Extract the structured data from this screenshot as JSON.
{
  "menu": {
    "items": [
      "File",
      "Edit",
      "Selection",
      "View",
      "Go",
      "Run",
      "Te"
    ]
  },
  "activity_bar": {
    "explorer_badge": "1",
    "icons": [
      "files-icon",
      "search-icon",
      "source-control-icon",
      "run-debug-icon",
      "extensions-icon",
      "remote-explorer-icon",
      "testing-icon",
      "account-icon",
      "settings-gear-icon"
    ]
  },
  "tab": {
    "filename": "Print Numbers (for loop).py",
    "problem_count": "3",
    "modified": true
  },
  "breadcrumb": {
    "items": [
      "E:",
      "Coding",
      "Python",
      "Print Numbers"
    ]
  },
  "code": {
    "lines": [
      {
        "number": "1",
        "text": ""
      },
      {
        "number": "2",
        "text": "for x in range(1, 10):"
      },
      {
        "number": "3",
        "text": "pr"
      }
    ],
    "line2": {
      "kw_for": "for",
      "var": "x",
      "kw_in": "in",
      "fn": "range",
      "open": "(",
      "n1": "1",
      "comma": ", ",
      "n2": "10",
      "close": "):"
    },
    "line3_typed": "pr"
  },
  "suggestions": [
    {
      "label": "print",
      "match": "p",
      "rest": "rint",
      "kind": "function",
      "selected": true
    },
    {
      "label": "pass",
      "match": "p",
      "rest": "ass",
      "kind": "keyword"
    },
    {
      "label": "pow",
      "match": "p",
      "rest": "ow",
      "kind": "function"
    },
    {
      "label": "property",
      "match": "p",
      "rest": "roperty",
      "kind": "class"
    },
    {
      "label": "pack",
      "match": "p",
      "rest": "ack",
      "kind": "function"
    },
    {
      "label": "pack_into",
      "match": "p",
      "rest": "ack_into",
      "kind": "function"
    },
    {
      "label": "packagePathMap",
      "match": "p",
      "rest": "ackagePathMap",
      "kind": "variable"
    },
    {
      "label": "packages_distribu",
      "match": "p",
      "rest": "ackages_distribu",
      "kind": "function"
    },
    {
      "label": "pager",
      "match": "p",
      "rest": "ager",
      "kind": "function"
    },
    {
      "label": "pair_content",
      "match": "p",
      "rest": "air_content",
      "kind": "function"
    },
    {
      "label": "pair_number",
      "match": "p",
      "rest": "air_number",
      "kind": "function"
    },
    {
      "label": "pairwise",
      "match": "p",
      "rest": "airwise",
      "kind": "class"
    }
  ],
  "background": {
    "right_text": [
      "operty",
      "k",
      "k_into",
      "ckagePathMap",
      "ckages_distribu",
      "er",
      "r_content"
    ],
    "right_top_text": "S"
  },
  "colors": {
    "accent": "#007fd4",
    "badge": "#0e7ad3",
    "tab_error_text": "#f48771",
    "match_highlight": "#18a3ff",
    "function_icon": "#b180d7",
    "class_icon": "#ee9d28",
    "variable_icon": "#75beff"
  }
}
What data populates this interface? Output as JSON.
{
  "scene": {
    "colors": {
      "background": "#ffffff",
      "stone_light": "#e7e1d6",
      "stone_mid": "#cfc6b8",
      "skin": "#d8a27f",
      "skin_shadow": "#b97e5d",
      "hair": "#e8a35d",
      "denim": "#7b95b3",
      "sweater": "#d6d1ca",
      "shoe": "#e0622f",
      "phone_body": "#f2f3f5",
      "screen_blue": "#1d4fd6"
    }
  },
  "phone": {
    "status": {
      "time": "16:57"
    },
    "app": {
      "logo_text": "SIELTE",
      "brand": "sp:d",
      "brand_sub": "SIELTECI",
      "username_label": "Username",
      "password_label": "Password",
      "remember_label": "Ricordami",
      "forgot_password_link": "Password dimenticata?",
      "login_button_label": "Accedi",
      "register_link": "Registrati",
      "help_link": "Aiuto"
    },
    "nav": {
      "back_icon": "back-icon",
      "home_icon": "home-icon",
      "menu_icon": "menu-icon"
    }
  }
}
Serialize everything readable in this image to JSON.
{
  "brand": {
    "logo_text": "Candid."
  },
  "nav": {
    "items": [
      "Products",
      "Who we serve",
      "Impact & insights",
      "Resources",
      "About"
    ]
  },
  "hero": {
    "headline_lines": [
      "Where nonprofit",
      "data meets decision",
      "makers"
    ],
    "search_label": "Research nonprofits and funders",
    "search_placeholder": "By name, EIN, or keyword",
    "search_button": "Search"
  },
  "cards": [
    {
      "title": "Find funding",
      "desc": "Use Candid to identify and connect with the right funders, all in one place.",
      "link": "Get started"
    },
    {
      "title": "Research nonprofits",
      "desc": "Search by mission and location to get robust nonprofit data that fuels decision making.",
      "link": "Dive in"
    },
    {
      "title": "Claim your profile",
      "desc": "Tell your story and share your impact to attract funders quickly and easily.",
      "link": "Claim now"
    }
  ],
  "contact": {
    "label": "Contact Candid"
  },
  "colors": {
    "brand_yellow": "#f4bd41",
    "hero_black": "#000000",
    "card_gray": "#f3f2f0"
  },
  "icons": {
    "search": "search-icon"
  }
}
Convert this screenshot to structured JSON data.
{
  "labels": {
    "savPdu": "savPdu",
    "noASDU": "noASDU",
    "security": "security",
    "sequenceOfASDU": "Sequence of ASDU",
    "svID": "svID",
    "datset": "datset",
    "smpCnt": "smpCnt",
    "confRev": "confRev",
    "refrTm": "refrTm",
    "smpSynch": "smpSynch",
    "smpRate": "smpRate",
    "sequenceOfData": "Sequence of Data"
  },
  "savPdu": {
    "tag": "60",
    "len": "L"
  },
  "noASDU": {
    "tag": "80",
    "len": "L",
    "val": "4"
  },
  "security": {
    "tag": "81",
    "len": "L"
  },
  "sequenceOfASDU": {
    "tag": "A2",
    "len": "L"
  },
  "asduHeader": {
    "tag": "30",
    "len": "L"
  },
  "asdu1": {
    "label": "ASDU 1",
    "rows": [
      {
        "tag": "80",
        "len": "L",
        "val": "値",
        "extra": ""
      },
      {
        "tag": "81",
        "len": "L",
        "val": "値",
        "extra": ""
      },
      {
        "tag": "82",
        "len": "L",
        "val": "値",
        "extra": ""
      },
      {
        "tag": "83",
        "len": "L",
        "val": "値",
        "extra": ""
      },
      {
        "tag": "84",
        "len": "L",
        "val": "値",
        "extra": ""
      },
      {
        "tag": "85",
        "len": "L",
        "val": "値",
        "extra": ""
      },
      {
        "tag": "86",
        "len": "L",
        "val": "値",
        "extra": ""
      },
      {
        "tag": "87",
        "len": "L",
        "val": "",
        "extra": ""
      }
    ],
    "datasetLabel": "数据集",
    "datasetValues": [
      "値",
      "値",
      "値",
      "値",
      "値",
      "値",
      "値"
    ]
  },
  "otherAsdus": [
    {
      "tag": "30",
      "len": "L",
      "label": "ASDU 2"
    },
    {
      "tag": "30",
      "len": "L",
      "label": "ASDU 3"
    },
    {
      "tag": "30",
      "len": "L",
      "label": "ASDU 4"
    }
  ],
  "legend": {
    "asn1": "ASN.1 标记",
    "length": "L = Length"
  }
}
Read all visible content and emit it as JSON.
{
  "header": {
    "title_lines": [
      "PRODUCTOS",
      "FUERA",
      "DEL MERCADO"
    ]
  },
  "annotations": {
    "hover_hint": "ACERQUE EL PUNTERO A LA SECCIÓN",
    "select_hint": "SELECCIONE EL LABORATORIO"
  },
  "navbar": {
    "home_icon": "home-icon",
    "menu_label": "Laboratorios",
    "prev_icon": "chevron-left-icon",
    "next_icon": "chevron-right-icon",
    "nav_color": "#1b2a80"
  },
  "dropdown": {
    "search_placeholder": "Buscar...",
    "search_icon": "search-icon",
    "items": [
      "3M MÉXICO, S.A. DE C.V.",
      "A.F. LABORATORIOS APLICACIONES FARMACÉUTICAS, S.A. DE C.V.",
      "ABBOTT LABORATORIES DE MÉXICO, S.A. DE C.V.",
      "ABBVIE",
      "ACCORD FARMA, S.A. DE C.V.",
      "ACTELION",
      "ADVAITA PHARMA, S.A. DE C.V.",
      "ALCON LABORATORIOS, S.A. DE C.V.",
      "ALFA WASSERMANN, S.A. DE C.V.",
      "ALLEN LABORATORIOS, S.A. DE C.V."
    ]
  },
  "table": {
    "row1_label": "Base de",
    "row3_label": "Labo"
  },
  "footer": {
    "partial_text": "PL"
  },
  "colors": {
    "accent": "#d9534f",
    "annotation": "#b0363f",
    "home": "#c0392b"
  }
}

◇ ◇ ◇ ◇ ◇ ◇ ◇

TASK STATEMENT:
Only a number is wanted: how many lines contain "home"?

COMPLETE OUTPUT:
3